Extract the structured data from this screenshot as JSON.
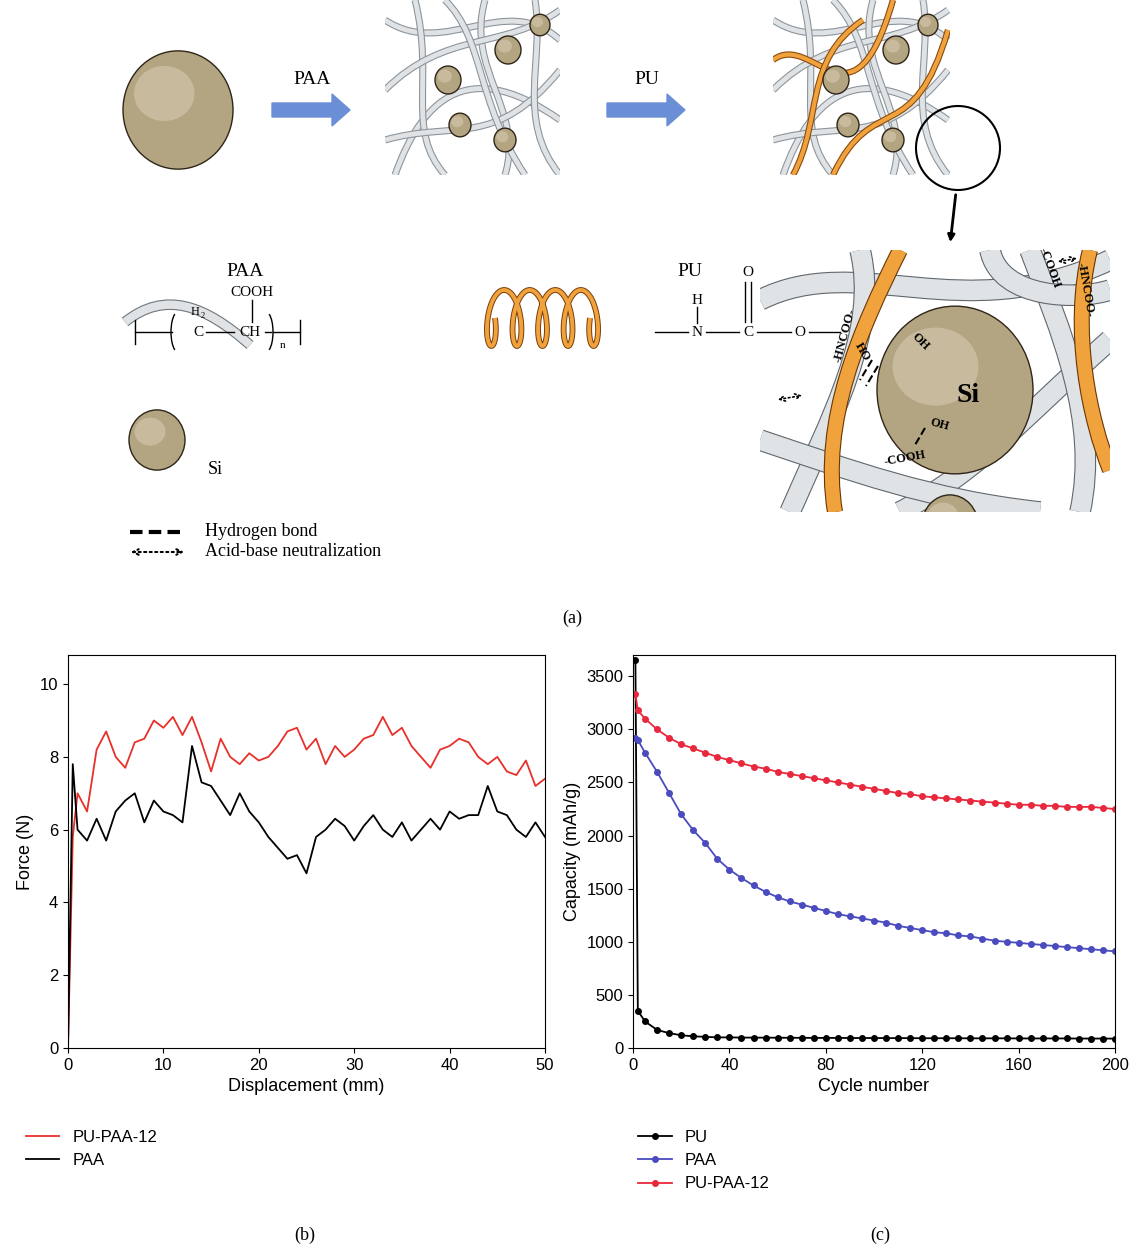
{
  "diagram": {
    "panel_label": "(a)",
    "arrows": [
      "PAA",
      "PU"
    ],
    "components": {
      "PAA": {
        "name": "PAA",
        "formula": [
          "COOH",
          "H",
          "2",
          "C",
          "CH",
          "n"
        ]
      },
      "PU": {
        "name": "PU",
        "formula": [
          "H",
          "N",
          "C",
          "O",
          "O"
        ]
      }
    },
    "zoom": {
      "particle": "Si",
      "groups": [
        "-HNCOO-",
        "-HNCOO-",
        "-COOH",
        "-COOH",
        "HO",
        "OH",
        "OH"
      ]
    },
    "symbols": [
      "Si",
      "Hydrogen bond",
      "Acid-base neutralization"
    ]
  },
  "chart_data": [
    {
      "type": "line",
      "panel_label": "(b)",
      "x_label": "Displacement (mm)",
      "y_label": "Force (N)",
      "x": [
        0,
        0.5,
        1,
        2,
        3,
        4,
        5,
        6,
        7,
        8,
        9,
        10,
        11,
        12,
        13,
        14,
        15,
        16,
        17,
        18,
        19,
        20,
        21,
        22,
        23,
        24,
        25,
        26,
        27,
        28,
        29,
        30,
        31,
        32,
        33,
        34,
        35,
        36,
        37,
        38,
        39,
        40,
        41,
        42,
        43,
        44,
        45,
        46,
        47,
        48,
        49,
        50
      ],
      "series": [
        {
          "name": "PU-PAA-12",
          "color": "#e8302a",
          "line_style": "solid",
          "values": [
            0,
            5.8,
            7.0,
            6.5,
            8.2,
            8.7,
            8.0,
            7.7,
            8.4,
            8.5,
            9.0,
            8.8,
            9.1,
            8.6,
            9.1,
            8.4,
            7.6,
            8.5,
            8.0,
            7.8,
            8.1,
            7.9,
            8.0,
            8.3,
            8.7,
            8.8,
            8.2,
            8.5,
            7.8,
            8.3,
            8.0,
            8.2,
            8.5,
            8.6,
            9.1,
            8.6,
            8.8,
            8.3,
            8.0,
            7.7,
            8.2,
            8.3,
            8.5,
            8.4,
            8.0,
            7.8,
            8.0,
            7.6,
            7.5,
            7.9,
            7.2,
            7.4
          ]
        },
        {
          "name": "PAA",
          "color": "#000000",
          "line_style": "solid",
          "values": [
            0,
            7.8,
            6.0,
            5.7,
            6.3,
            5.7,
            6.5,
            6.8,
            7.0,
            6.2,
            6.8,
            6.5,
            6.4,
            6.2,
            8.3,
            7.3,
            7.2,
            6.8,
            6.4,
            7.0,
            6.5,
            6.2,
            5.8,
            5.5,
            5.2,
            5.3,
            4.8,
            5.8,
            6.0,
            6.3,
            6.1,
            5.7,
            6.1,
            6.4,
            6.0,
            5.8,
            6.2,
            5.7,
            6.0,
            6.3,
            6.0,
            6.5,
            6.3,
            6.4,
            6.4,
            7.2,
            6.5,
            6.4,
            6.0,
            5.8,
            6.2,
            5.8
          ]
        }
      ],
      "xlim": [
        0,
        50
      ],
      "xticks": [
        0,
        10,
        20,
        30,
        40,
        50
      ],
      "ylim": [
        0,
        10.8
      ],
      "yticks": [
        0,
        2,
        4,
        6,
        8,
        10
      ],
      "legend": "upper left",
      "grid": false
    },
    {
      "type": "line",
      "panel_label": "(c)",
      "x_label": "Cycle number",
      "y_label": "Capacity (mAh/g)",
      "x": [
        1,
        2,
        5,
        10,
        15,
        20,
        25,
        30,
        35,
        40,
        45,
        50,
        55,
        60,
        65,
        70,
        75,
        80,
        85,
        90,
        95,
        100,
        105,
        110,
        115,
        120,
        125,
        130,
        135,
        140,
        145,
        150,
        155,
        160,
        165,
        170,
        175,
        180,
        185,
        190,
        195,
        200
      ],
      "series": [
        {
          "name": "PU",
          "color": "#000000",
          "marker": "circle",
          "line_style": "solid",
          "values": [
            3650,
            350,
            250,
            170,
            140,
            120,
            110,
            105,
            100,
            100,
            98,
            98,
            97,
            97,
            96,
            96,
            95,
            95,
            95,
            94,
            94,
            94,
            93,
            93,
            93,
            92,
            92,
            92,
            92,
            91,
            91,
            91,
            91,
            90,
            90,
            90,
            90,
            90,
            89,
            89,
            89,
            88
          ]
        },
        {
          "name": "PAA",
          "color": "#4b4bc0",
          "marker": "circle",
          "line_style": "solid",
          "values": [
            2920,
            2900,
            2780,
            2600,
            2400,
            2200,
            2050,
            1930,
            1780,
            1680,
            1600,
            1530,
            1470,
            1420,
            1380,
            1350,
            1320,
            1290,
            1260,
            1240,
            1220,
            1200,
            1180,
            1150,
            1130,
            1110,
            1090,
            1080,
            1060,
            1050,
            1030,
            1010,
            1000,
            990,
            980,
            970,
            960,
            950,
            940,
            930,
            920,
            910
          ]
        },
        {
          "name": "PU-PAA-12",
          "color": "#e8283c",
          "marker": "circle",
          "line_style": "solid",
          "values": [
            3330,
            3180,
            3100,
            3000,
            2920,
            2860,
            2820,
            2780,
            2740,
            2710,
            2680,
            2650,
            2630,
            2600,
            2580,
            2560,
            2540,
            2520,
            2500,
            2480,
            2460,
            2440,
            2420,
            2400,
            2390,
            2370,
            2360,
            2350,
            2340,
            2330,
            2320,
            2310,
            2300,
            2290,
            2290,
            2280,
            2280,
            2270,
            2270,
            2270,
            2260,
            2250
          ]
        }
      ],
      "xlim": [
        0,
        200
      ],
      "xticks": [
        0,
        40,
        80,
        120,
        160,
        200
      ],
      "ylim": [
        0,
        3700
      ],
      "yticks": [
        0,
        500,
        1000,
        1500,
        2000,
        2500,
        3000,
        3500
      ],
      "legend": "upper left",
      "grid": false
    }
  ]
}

| What is required |
Every line should be retyped exactly, with the pictures omitted.

| Exercise answer |
Extract the structured data from this screenshot as JSON.
{
  "diagram": {
    "panel_label": "(a)",
    "arrows": [
      "PAA",
      "PU"
    ],
    "components": {
      "PAA": {
        "name": "PAA",
        "formula": [
          "COOH",
          "H",
          "2",
          "C",
          "CH",
          "n"
        ]
      },
      "PU": {
        "name": "PU",
        "formula": [
          "H",
          "N",
          "C",
          "O",
          "O"
        ]
      }
    },
    "zoom": {
      "particle": "Si",
      "groups": [
        "-HNCOO-",
        "-HNCOO-",
        "-COOH",
        "-COOH",
        "HO",
        "OH",
        "OH"
      ]
    },
    "symbols": [
      "Si",
      "Hydrogen bond",
      "Acid-base neutralization"
    ]
  },
  "chart_data": [
    {
      "type": "line",
      "panel_label": "(b)",
      "x_label": "Displacement (mm)",
      "y_label": "Force (N)",
      "x": [
        0,
        0.5,
        1,
        2,
        3,
        4,
        5,
        6,
        7,
        8,
        9,
        10,
        11,
        12,
        13,
        14,
        15,
        16,
        17,
        18,
        19,
        20,
        21,
        22,
        23,
        24,
        25,
        26,
        27,
        28,
        29,
        30,
        31,
        32,
        33,
        34,
        35,
        36,
        37,
        38,
        39,
        40,
        41,
        42,
        43,
        44,
        45,
        46,
        47,
        48,
        49,
        50
      ],
      "series": [
        {
          "name": "PU-PAA-12",
          "color": "#e8302a",
          "line_style": "solid",
          "values": [
            0,
            5.8,
            7.0,
            6.5,
            8.2,
            8.7,
            8.0,
            7.7,
            8.4,
            8.5,
            9.0,
            8.8,
            9.1,
            8.6,
            9.1,
            8.4,
            7.6,
            8.5,
            8.0,
            7.8,
            8.1,
            7.9,
            8.0,
            8.3,
            8.7,
            8.8,
            8.2,
            8.5,
            7.8,
            8.3,
            8.0,
            8.2,
            8.5,
            8.6,
            9.1,
            8.6,
            8.8,
            8.3,
            8.0,
            7.7,
            8.2,
            8.3,
            8.5,
            8.4,
            8.0,
            7.8,
            8.0,
            7.6,
            7.5,
            7.9,
            7.2,
            7.4
          ]
        },
        {
          "name": "PAA",
          "color": "#000000",
          "line_style": "solid",
          "values": [
            0,
            7.8,
            6.0,
            5.7,
            6.3,
            5.7,
            6.5,
            6.8,
            7.0,
            6.2,
            6.8,
            6.5,
            6.4,
            6.2,
            8.3,
            7.3,
            7.2,
            6.8,
            6.4,
            7.0,
            6.5,
            6.2,
            5.8,
            5.5,
            5.2,
            5.3,
            4.8,
            5.8,
            6.0,
            6.3,
            6.1,
            5.7,
            6.1,
            6.4,
            6.0,
            5.8,
            6.2,
            5.7,
            6.0,
            6.3,
            6.0,
            6.5,
            6.3,
            6.4,
            6.4,
            7.2,
            6.5,
            6.4,
            6.0,
            5.8,
            6.2,
            5.8
          ]
        }
      ],
      "xlim": [
        0,
        50
      ],
      "xticks": [
        0,
        10,
        20,
        30,
        40,
        50
      ],
      "ylim": [
        0,
        10.8
      ],
      "yticks": [
        0,
        2,
        4,
        6,
        8,
        10
      ],
      "legend": "upper left",
      "grid": false
    },
    {
      "type": "line",
      "panel_label": "(c)",
      "x_label": "Cycle number",
      "y_label": "Capacity (mAh/g)",
      "x": [
        1,
        2,
        5,
        10,
        15,
        20,
        25,
        30,
        35,
        40,
        45,
        50,
        55,
        60,
        65,
        70,
        75,
        80,
        85,
        90,
        95,
        100,
        105,
        110,
        115,
        120,
        125,
        130,
        135,
        140,
        145,
        150,
        155,
        160,
        165,
        170,
        175,
        180,
        185,
        190,
        195,
        200
      ],
      "series": [
        {
          "name": "PU",
          "color": "#000000",
          "marker": "circle",
          "line_style": "solid",
          "values": [
            3650,
            350,
            250,
            170,
            140,
            120,
            110,
            105,
            100,
            100,
            98,
            98,
            97,
            97,
            96,
            96,
            95,
            95,
            95,
            94,
            94,
            94,
            93,
            93,
            93,
            92,
            92,
            92,
            92,
            91,
            91,
            91,
            91,
            90,
            90,
            90,
            90,
            90,
            89,
            89,
            89,
            88
          ]
        },
        {
          "name": "PAA",
          "color": "#4b4bc0",
          "marker": "circle",
          "line_style": "solid",
          "values": [
            2920,
            2900,
            2780,
            2600,
            2400,
            2200,
            2050,
            1930,
            1780,
            1680,
            1600,
            1530,
            1470,
            1420,
            1380,
            1350,
            1320,
            1290,
            1260,
            1240,
            1220,
            1200,
            1180,
            1150,
            1130,
            1110,
            1090,
            1080,
            1060,
            1050,
            1030,
            1010,
            1000,
            990,
            980,
            970,
            960,
            950,
            940,
            930,
            920,
            910
          ]
        },
        {
          "name": "PU-PAA-12",
          "color": "#e8283c",
          "marker": "circle",
          "line_style": "solid",
          "values": [
            3330,
            3180,
            3100,
            3000,
            2920,
            2860,
            2820,
            2780,
            2740,
            2710,
            2680,
            2650,
            2630,
            2600,
            2580,
            2560,
            2540,
            2520,
            2500,
            2480,
            2460,
            2440,
            2420,
            2400,
            2390,
            2370,
            2360,
            2350,
            2340,
            2330,
            2320,
            2310,
            2300,
            2290,
            2290,
            2280,
            2280,
            2270,
            2270,
            2270,
            2260,
            2250
          ]
        }
      ],
      "xlim": [
        0,
        200
      ],
      "xticks": [
        0,
        40,
        80,
        120,
        160,
        200
      ],
      "ylim": [
        0,
        3700
      ],
      "yticks": [
        0,
        500,
        1000,
        1500,
        2000,
        2500,
        3000,
        3500
      ],
      "legend": "upper left",
      "grid": false
    }
  ]
}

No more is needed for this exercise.